== Stated problem ==
Copy the records below exactly as they appear.

== Records excerpted from a collection ==
----------
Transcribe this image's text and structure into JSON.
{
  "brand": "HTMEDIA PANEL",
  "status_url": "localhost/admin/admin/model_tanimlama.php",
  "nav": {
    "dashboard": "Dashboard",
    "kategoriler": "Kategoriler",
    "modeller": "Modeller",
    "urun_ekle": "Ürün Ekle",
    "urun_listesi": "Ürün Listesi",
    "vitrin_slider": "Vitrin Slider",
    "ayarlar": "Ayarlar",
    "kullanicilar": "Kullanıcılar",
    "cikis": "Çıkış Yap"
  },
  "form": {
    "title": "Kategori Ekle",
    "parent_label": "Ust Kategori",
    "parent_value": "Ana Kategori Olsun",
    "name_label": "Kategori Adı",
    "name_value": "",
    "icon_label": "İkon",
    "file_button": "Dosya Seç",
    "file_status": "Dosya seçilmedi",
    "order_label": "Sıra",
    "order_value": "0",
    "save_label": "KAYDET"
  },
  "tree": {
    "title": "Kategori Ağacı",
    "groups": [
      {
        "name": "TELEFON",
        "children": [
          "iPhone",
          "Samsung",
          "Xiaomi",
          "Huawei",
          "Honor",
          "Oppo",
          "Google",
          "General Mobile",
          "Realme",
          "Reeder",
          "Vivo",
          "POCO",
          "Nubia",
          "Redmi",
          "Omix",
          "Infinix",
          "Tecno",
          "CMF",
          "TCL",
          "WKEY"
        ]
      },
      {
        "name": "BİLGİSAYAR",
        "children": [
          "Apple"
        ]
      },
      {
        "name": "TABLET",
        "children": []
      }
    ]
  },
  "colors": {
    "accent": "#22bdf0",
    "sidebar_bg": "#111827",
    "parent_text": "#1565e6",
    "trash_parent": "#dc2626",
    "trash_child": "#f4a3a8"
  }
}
----------
== Final result ==
Transcribe this image's text and structure into JSON.
{
  "brand": "HTMEDIA PANEL",
  "status_url": "localhost/admin/admin/model_tanimlama.php",
  "nav": {
    "dashboard": "Dashboard",
    "kategoriler": "Kategoriler",
    "modeller": "Modeller",
    "urun_ekle": "Ürün Ekle",
    "urun_listesi": "Ürün Listesi",
    "vitrin_slider": "Vitrin Slider",
    "ayarlar": "Ayarlar",
    "kullanicilar": "Kullanıcılar",
    "cikis": "Çıkış Yap"
  },
  "form": {
    "title": "Kategori Ekle",
    "parent_label": "Ust Kategori",
    "parent_value": "Ana Kategori Olsun",
    "name_label": "Kategori Adı",
    "name_value": "",
    "icon_label": "İkon",
    "file_button": "Dosya Seç",
    "file_status": "Dosya seçilmedi",
    "order_label": "Sıra",
    "order_value": "0",
    "save_label": "KAYDET"
  },
  "tree": {
    "title": "Kategori Ağacı",
    "groups": [
      {
        "name": "TELEFON",
        "children": [
          "iPhone",
          "Samsung",
          "Xiaomi",
          "Huawei",
          "Honor",
          "Oppo",
          "Google",
          "General Mobile",
          "Realme",
          "Reeder",
          "Vivo",
          "POCO",
          "Nubia",
          "Redmi",
          "Omix",
          "Infinix",
          "Tecno",
          "CMF",
          "TCL",
          "WKEY"
        ]
      },
      {
        "name": "BİLGİSAYAR",
        "children": [
          "Apple"
        ]
      },
      {
        "name": "TABLET",
        "children": []
      }
    ]
  },
  "colors": {
    "accent": "#22bdf0",
    "sidebar_bg": "#111827",
    "parent_text": "#1565e6",
    "trash_parent": "#dc2626",
    "trash_child": "#f4a3a8"
  }
}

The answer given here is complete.